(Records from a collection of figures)
....................
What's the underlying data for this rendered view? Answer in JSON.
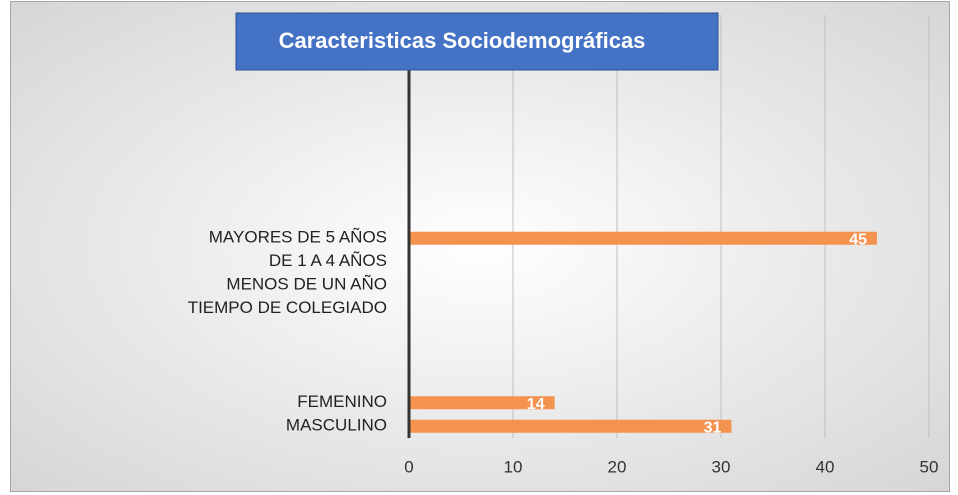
{
  "chart_data": {
    "type": "hbar",
    "title": "Caracteristicas Sociodemográficas",
    "categories": [
      "MASCULINO",
      "FEMENINO",
      null,
      null,
      null,
      "TIEMPO DE COLEGIADO",
      "MENOS DE UN AÑO",
      "DE 1 A 4 AÑOS",
      "MAYORES DE 5 AÑOS",
      null,
      null,
      null,
      null,
      null,
      null,
      null,
      null,
      null
    ],
    "values": [
      31,
      14,
      null,
      null,
      null,
      null,
      null,
      null,
      45,
      null,
      null,
      null,
      null,
      null,
      null,
      null,
      null,
      null
    ],
    "color": "#f4924f",
    "xlim": [
      0,
      50
    ],
    "xticks": [
      0,
      10,
      20,
      30,
      40,
      50
    ],
    "grid": true
  }
}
....................
REQUIREMENT. Write out the whole listing exactly, and drop the pictures.

EXERCISE OUTPUT.
What's the underlying data for this rendered view? Answer in JSON.
{
  "chart_data": {
    "type": "hbar",
    "title": "Caracteristicas Sociodemográficas",
    "categories": [
      "MASCULINO",
      "FEMENINO",
      null,
      null,
      null,
      "TIEMPO DE COLEGIADO",
      "MENOS DE UN AÑO",
      "DE 1 A 4 AÑOS",
      "MAYORES DE 5 AÑOS",
      null,
      null,
      null,
      null,
      null,
      null,
      null,
      null,
      null
    ],
    "values": [
      31,
      14,
      null,
      null,
      null,
      null,
      null,
      null,
      45,
      null,
      null,
      null,
      null,
      null,
      null,
      null,
      null,
      null
    ],
    "color": "#f4924f",
    "xlim": [
      0,
      50
    ],
    "xticks": [
      0,
      10,
      20,
      30,
      40,
      50
    ],
    "grid": true
  }
}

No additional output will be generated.